## START ENTRIES SUPPLIED

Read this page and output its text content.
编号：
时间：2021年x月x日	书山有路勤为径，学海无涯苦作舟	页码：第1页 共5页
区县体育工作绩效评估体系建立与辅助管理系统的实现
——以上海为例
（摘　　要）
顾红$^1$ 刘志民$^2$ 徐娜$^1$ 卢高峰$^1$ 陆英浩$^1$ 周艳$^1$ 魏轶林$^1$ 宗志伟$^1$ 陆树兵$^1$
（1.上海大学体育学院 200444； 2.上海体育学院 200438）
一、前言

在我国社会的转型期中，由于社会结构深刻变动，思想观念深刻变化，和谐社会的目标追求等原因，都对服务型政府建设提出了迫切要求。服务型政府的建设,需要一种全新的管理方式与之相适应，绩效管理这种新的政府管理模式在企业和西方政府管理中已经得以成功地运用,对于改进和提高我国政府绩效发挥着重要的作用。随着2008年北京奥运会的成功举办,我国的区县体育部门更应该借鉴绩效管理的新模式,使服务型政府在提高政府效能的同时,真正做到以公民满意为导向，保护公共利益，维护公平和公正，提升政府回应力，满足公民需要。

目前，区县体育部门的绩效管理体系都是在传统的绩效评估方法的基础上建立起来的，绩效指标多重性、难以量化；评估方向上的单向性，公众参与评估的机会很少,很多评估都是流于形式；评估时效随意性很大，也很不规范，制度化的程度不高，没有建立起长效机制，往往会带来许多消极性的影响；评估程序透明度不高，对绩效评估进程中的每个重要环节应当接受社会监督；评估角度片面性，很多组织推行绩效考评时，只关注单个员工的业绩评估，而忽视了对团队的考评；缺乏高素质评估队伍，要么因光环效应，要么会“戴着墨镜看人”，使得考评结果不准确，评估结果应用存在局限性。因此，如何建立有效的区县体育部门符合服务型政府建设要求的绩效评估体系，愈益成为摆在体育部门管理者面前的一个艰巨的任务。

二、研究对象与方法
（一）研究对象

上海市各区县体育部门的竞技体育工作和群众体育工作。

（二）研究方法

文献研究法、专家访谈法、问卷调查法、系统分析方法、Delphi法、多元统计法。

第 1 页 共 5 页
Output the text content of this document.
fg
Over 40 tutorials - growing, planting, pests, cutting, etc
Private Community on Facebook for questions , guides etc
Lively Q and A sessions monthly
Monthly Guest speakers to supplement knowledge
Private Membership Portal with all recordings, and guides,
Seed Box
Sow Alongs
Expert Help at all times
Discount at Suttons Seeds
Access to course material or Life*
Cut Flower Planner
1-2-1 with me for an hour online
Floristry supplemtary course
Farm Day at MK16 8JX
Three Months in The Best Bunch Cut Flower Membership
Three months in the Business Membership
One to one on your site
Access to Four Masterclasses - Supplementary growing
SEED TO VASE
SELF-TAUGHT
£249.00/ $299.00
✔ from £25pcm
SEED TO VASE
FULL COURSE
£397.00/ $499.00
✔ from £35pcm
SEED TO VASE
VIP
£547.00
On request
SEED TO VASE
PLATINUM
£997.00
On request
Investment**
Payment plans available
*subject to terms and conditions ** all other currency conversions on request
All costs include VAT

## END ENTRIES SUPPLIED

→ YOUR OBJECTIVE
Give back the data above exactly as it appears.

→ RESPONSE TO THIS EXERCISE
Read this page and output its text content.
编号：
时间：2021年x月x日	书山有路勤为径，学海无涯苦作舟	页码：第1页 共5页
区县体育工作绩效评估体系建立与辅助管理系统的实现
——以上海为例
（摘　　要）
顾红$^1$ 刘志民$^2$ 徐娜$^1$ 卢高峰$^1$ 陆英浩$^1$ 周艳$^1$ 魏轶林$^1$ 宗志伟$^1$ 陆树兵$^1$
（1.上海大学体育学院 200444； 2.上海体育学院 200438）
一、前言

在我国社会的转型期中，由于社会结构深刻变动，思想观念深刻变化，和谐社会的目标追求等原因，都对服务型政府建设提出了迫切要求。服务型政府的建设,需要一种全新的管理方式与之相适应，绩效管理这种新的政府管理模式在企业和西方政府管理中已经得以成功地运用,对于改进和提高我国政府绩效发挥着重要的作用。随着2008年北京奥运会的成功举办,我国的区县体育部门更应该借鉴绩效管理的新模式,使服务型政府在提高政府效能的同时,真正做到以公民满意为导向，保护公共利益，维护公平和公正，提升政府回应力，满足公民需要。

目前，区县体育部门的绩效管理体系都是在传统的绩效评估方法的基础上建立起来的，绩效指标多重性、难以量化；评估方向上的单向性，公众参与评估的机会很少,很多评估都是流于形式；评估时效随意性很大，也很不规范，制度化的程度不高，没有建立起长效机制，往往会带来许多消极性的影响；评估程序透明度不高，对绩效评估进程中的每个重要环节应当接受社会监督；评估角度片面性，很多组织推行绩效考评时，只关注单个员工的业绩评估，而忽视了对团队的考评；缺乏高素质评估队伍，要么因光环效应，要么会“戴着墨镜看人”，使得考评结果不准确，评估结果应用存在局限性。因此，如何建立有效的区县体育部门符合服务型政府建设要求的绩效评估体系，愈益成为摆在体育部门管理者面前的一个艰巨的任务。

二、研究对象与方法
（一）研究对象

上海市各区县体育部门的竞技体育工作和群众体育工作。

（二）研究方法

文献研究法、专家访谈法、问卷调查法、系统分析方法、Delphi法、多元统计法。

第 1 页 共 5 页
Output the text content of this document.
fg
Over 40 tutorials - growing, planting, pests, cutting, etc
Private Community on Facebook for questions , guides etc
Lively Q and A sessions monthly
Monthly Guest speakers to supplement knowledge
Private Membership Portal with all recordings, and guides,
Seed Box
Sow Alongs
Expert Help at all times
Discount at Suttons Seeds
Access to course material or Life*
Cut Flower Planner
1-2-1 with me for an hour online
Floristry supplemtary course
Farm Day at MK16 8JX
Three Months in The Best Bunch Cut Flower Membership
Three months in the Business Membership
One to one on your site
Access to Four Masterclasses - Supplementary growing
SEED TO VASE
SELF-TAUGHT
£249.00/ $299.00
✔ from £25pcm
SEED TO VASE
FULL COURSE
£397.00/ $499.00
✔ from £35pcm
SEED TO VASE
VIP
£547.00
On request
SEED TO VASE
PLATINUM
£997.00
On request
Investment**
Payment plans available
*subject to terms and conditions ** all other currency conversions on request
All costs include VAT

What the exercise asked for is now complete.